- [WHAT YOU WILL DO] Return all of the entries word for word, but omit the pictures they contain.

- [PROVIDED INFORMATION]
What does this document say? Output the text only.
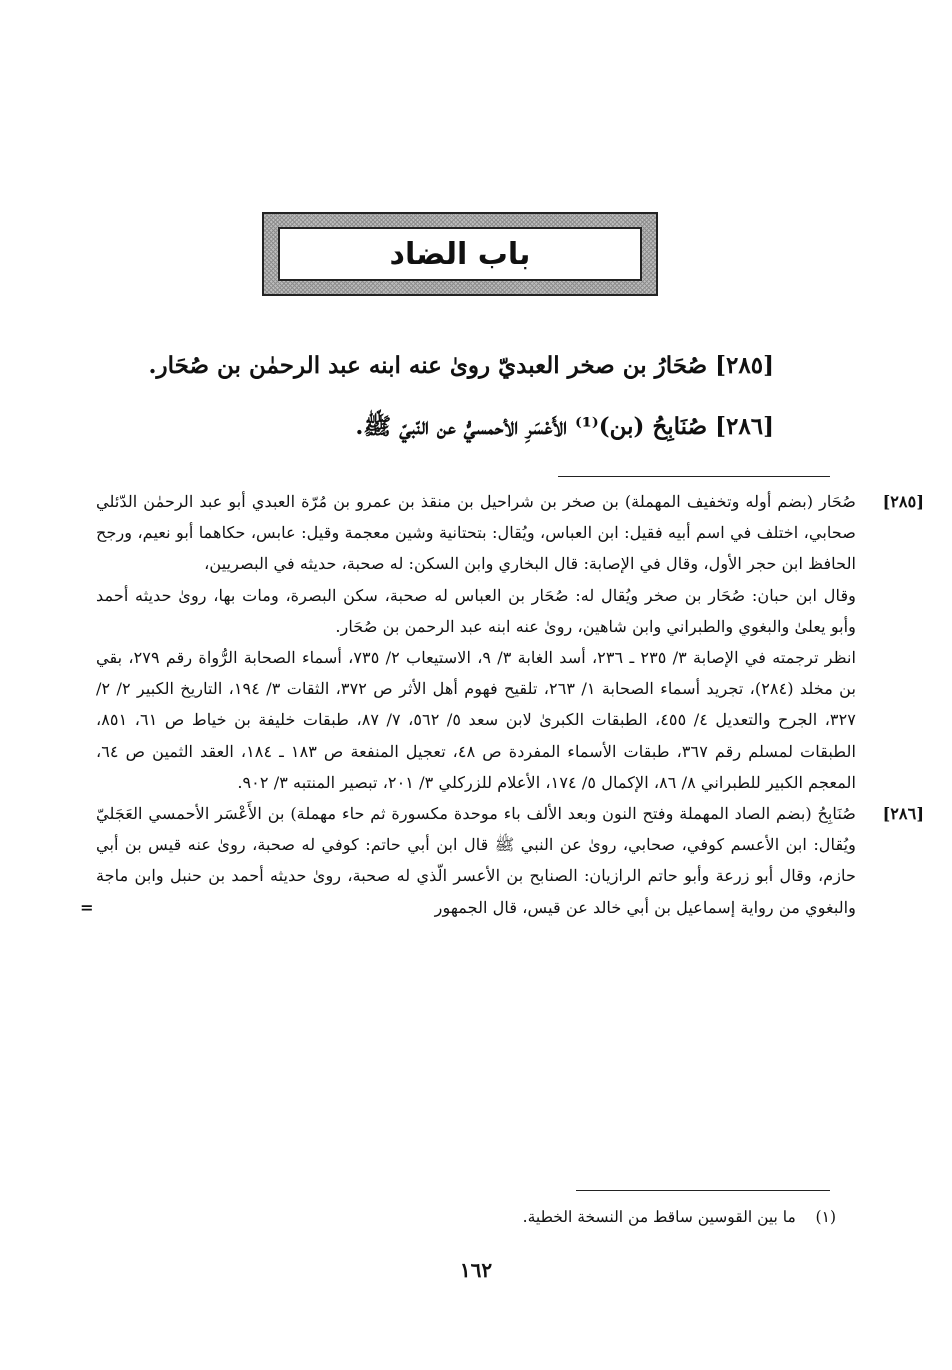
باب الضاد
[٢٨٥] صُحَارُ بن صخر العبديّ روىٰ عنه ابنه عبد الرحمٰن بن صُحَار.
[٢٨٦] صُنَابِحُ (بن)⁽¹⁾ الأَعْسَرِ الأحمسيُّ عن النّبيّ ﷺ.
[٢٨٥]

صُحَار (بضم أوله وتخفيف المهملة) بن صخر بن شراحيل بن منقذ بن عمرو بن مُرّة العبدي أبو عبد الرحمٰن الدّئلي صحابي، اختلف في اسم أبيه فقيل: ابن العباس، ويُقال: بتحتانية وشين معجمة وقيل: عابس، حكاهما أبو نعيم، ورجح الحافظ ابن حجر الأول، وقال في الإصابة: قال البخاري وابن السكن: له صحبة، حديثه في البصريين،

وقال ابن حبان: صُحَار بن صخر ويُقال له: صُحَار بن العباس له صحبة، سكن البصرة، ومات بها، روىٰ حديثه أحمد وأبو يعلىٰ والبغوي والطبراني وابن شاهين، روىٰ عنه ابنه عبد الرحمن بن صُحَار.

انظر ترجمته في الإصابة ٣/ ٢٣٥ ـ ٢٣٦، أسد الغابة ٣/ ٩، الاستيعاب ٢/ ٧٣٥، أسماء الصحابة الرُّواة رقم ٢٧٩، بقي بن مخلد (٢٨٤)، تجريد أسماء الصحابة ١/ ٢٦٣، تلقيح فهوم أهل الأثر ص ٣٧٢، الثقات ٣/ ١٩٤، التاريخ الكبير ٢/ ٢/ ٣٢٧، الجرح والتعديل ٤/ ٤٥٥، الطبقات الكبرىٰ لابن سعد ٥/ ٥٦٢، ٧/ ٨٧، طبقات خليفة بن خياط ص ٦١، ٨٥١، الطبقات لمسلم رقم ٣٦٧، طبقات الأسماء المفردة ص ٤٨، تعجيل المنفعة ص ١٨٣ ـ ١٨٤، العقد الثمين ص ٦٤، المعجم الكبير للطبراني ٨/ ٨٦، الإكمال ٥/ ١٧٤، الأعلام للزركلي ٣/ ٢٠١، تبصير المنتبه ٣/ ٩٠٢.

[٢٨٦]

صُنَابِحُ (بضم الصاد المهملة وفتح النون وبعد الألف باء موحدة مكسورة ثم حاء مهملة) بن الأَعْسَر الأحمسي العَجَليّ ويُقال: ابن الأعسم كوفي، صحابي، روىٰ عن النبي ﷺ قال ابن أبي حاتم: كوفي له صحبة، روىٰ عنه قيس بن أبي حازم، وقال أبو زرعة وأبو حاتم الرازيان: الصنابح بن الأعسر الّذي له صحبة، روىٰ حديثه أحمد بن حنبل وابن ماجة والبغوي من رواية إسماعيل بن أبي خالد عن قيس، قال الجمهور

=
(١)    ما بين القوسين ساقط من النسخة الخطية.
١٦٢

- [RESPONSE TO THE EXERCISE]
What does this document say? Output the text only.
باب الضاد
[٢٨٥] صُحَارُ بن صخر العبديّ روىٰ عنه ابنه عبد الرحمٰن بن صُحَار.
[٢٨٦] صُنَابِحُ (بن)⁽¹⁾ الأَعْسَرِ الأحمسيُّ عن النّبيّ ﷺ.
[٢٨٥]

صُحَار (بضم أوله وتخفيف المهملة) بن صخر بن شراحيل بن منقذ بن عمرو بن مُرّة العبدي أبو عبد الرحمٰن الدّئلي صحابي، اختلف في اسم أبيه فقيل: ابن العباس، ويُقال: بتحتانية وشين معجمة وقيل: عابس، حكاهما أبو نعيم، ورجح الحافظ ابن حجر الأول، وقال في الإصابة: قال البخاري وابن السكن: له صحبة، حديثه في البصريين،

وقال ابن حبان: صُحَار بن صخر ويُقال له: صُحَار بن العباس له صحبة، سكن البصرة، ومات بها، روىٰ حديثه أحمد وأبو يعلىٰ والبغوي والطبراني وابن شاهين، روىٰ عنه ابنه عبد الرحمن بن صُحَار.

انظر ترجمته في الإصابة ٣/ ٢٣٥ ـ ٢٣٦، أسد الغابة ٣/ ٩، الاستيعاب ٢/ ٧٣٥، أسماء الصحابة الرُّواة رقم ٢٧٩، بقي بن مخلد (٢٨٤)، تجريد أسماء الصحابة ١/ ٢٦٣، تلقيح فهوم أهل الأثر ص ٣٧٢، الثقات ٣/ ١٩٤، التاريخ الكبير ٢/ ٢/ ٣٢٧، الجرح والتعديل ٤/ ٤٥٥، الطبقات الكبرىٰ لابن سعد ٥/ ٥٦٢، ٧/ ٨٧، طبقات خليفة بن خياط ص ٦١، ٨٥١، الطبقات لمسلم رقم ٣٦٧، طبقات الأسماء المفردة ص ٤٨، تعجيل المنفعة ص ١٨٣ ـ ١٨٤، العقد الثمين ص ٦٤، المعجم الكبير للطبراني ٨/ ٨٦، الإكمال ٥/ ١٧٤، الأعلام للزركلي ٣/ ٢٠١، تبصير المنتبه ٣/ ٩٠٢.

[٢٨٦]

صُنَابِحُ (بضم الصاد المهملة وفتح النون وبعد الألف باء موحدة مكسورة ثم حاء مهملة) بن الأَعْسَر الأحمسي العَجَليّ ويُقال: ابن الأعسم كوفي، صحابي، روىٰ عن النبي ﷺ قال ابن أبي حاتم: كوفي له صحبة، روىٰ عنه قيس بن أبي حازم، وقال أبو زرعة وأبو حاتم الرازيان: الصنابح بن الأعسر الّذي له صحبة، روىٰ حديثه أحمد بن حنبل وابن ماجة والبغوي من رواية إسماعيل بن أبي خالد عن قيس، قال الجمهور

=
(١)    ما بين القوسين ساقط من النسخة الخطية.
١٦٢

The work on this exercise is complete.